• STATED TASK
The records below should be written out again, exactly.

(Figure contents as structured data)

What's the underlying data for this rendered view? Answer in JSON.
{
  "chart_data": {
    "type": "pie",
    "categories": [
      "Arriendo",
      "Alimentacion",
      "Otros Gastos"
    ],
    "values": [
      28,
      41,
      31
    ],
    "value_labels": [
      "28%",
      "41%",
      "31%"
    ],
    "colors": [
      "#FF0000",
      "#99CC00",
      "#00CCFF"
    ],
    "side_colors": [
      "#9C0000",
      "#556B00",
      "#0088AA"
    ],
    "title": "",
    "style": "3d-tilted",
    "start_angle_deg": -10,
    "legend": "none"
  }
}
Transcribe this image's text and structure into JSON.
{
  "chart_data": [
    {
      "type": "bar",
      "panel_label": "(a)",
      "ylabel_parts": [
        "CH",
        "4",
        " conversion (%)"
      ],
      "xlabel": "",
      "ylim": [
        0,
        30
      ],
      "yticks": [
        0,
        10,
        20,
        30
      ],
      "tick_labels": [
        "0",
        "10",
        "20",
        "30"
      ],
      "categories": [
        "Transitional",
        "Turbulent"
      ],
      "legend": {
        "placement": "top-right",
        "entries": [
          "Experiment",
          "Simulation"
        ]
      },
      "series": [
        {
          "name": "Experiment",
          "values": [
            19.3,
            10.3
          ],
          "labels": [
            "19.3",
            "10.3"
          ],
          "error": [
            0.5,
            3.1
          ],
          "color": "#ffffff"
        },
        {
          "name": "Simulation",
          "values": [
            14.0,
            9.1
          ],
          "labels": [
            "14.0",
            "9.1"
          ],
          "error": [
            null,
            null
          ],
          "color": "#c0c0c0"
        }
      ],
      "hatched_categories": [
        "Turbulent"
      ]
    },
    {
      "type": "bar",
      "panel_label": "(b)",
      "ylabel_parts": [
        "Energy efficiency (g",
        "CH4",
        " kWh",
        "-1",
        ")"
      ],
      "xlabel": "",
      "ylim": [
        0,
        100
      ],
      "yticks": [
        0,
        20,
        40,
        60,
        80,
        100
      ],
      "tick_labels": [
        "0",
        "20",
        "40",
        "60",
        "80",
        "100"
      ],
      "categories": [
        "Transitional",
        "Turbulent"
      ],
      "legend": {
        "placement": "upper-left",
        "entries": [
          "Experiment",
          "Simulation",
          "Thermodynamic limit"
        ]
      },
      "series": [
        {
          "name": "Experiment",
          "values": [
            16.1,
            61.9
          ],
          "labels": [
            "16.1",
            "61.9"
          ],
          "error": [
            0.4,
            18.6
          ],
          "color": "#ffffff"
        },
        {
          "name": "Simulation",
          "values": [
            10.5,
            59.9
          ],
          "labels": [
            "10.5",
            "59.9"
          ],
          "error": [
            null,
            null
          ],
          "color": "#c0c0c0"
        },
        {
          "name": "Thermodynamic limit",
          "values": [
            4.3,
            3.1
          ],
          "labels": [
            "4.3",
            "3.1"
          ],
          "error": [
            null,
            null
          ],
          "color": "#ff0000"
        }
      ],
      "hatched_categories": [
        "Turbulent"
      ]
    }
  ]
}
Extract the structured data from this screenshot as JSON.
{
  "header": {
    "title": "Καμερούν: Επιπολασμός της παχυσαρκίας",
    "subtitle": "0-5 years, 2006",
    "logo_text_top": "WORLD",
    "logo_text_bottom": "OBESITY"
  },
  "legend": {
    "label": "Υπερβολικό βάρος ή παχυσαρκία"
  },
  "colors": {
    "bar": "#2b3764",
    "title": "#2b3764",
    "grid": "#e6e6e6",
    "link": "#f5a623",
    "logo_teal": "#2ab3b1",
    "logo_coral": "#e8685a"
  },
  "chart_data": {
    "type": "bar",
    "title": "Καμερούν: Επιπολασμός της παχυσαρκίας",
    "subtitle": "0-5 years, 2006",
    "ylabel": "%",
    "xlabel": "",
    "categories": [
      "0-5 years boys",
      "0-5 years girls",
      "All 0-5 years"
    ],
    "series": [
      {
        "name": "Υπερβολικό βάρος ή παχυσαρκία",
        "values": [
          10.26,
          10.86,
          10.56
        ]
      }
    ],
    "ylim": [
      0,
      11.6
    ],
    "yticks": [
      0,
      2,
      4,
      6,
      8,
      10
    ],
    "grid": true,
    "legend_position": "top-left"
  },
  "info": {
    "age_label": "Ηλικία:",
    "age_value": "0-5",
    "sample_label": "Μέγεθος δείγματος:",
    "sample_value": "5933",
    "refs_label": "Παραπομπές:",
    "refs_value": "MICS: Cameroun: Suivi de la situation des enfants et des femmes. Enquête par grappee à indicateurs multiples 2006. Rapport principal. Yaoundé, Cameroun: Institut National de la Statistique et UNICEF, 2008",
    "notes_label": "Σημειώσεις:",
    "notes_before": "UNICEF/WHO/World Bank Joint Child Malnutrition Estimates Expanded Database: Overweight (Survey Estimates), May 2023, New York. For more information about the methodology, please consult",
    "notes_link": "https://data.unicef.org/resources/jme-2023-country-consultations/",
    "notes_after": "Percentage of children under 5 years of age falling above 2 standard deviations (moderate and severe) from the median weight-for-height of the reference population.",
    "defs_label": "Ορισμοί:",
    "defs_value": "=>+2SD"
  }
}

• EXERCISE SOLUTION
What's the underlying data for this rendered view? Answer in JSON.
{
  "chart_data": {
    "type": "pie",
    "categories": [
      "Arriendo",
      "Alimentacion",
      "Otros Gastos"
    ],
    "values": [
      28,
      41,
      31
    ],
    "value_labels": [
      "28%",
      "41%",
      "31%"
    ],
    "colors": [
      "#FF0000",
      "#99CC00",
      "#00CCFF"
    ],
    "side_colors": [
      "#9C0000",
      "#556B00",
      "#0088AA"
    ],
    "title": "",
    "style": "3d-tilted",
    "start_angle_deg": -10,
    "legend": "none"
  }
}
Transcribe this image's text and structure into JSON.
{
  "chart_data": [
    {
      "type": "bar",
      "panel_label": "(a)",
      "ylabel_parts": [
        "CH",
        "4",
        " conversion (%)"
      ],
      "xlabel": "",
      "ylim": [
        0,
        30
      ],
      "yticks": [
        0,
        10,
        20,
        30
      ],
      "tick_labels": [
        "0",
        "10",
        "20",
        "30"
      ],
      "categories": [
        "Transitional",
        "Turbulent"
      ],
      "legend": {
        "placement": "top-right",
        "entries": [
          "Experiment",
          "Simulation"
        ]
      },
      "series": [
        {
          "name": "Experiment",
          "values": [
            19.3,
            10.3
          ],
          "labels": [
            "19.3",
            "10.3"
          ],
          "error": [
            0.5,
            3.1
          ],
          "color": "#ffffff"
        },
        {
          "name": "Simulation",
          "values": [
            14.0,
            9.1
          ],
          "labels": [
            "14.0",
            "9.1"
          ],
          "error": [
            null,
            null
          ],
          "color": "#c0c0c0"
        }
      ],
      "hatched_categories": [
        "Turbulent"
      ]
    },
    {
      "type": "bar",
      "panel_label": "(b)",
      "ylabel_parts": [
        "Energy efficiency (g",
        "CH4",
        " kWh",
        "-1",
        ")"
      ],
      "xlabel": "",
      "ylim": [
        0,
        100
      ],
      "yticks": [
        0,
        20,
        40,
        60,
        80,
        100
      ],
      "tick_labels": [
        "0",
        "20",
        "40",
        "60",
        "80",
        "100"
      ],
      "categories": [
        "Transitional",
        "Turbulent"
      ],
      "legend": {
        "placement": "upper-left",
        "entries": [
          "Experiment",
          "Simulation",
          "Thermodynamic limit"
        ]
      },
      "series": [
        {
          "name": "Experiment",
          "values": [
            16.1,
            61.9
          ],
          "labels": [
            "16.1",
            "61.9"
          ],
          "error": [
            0.4,
            18.6
          ],
          "color": "#ffffff"
        },
        {
          "name": "Simulation",
          "values": [
            10.5,
            59.9
          ],
          "labels": [
            "10.5",
            "59.9"
          ],
          "error": [
            null,
            null
          ],
          "color": "#c0c0c0"
        },
        {
          "name": "Thermodynamic limit",
          "values": [
            4.3,
            3.1
          ],
          "labels": [
            "4.3",
            "3.1"
          ],
          "error": [
            null,
            null
          ],
          "color": "#ff0000"
        }
      ],
      "hatched_categories": [
        "Turbulent"
      ]
    }
  ]
}
Extract the structured data from this screenshot as JSON.
{
  "header": {
    "title": "Καμερούν: Επιπολασμός της παχυσαρκίας",
    "subtitle": "0-5 years, 2006",
    "logo_text_top": "WORLD",
    "logo_text_bottom": "OBESITY"
  },
  "legend": {
    "label": "Υπερβολικό βάρος ή παχυσαρκία"
  },
  "colors": {
    "bar": "#2b3764",
    "title": "#2b3764",
    "grid": "#e6e6e6",
    "link": "#f5a623",
    "logo_teal": "#2ab3b1",
    "logo_coral": "#e8685a"
  },
  "chart_data": {
    "type": "bar",
    "title": "Καμερούν: Επιπολασμός της παχυσαρκίας",
    "subtitle": "0-5 years, 2006",
    "ylabel": "%",
    "xlabel": "",
    "categories": [
      "0-5 years boys",
      "0-5 years girls",
      "All 0-5 years"
    ],
    "series": [
      {
        "name": "Υπερβολικό βάρος ή παχυσαρκία",
        "values": [
          10.26,
          10.86,
          10.56
        ]
      }
    ],
    "ylim": [
      0,
      11.6
    ],
    "yticks": [
      0,
      2,
      4,
      6,
      8,
      10
    ],
    "grid": true,
    "legend_position": "top-left"
  },
  "info": {
    "age_label": "Ηλικία:",
    "age_value": "0-5",
    "sample_label": "Μέγεθος δείγματος:",
    "sample_value": "5933",
    "refs_label": "Παραπομπές:",
    "refs_value": "MICS: Cameroun: Suivi de la situation des enfants et des femmes. Enquête par grappee à indicateurs multiples 2006. Rapport principal. Yaoundé, Cameroun: Institut National de la Statistique et UNICEF, 2008",
    "notes_label": "Σημειώσεις:",
    "notes_before": "UNICEF/WHO/World Bank Joint Child Malnutrition Estimates Expanded Database: Overweight (Survey Estimates), May 2023, New York. For more information about the methodology, please consult",
    "notes_link": "https://data.unicef.org/resources/jme-2023-country-consultations/",
    "notes_after": "Percentage of children under 5 years of age falling above 2 standard deviations (moderate and severe) from the median weight-for-height of the reference population.",
    "defs_label": "Ορισμοί:",
    "defs_value": "=>+2SD"
  }
}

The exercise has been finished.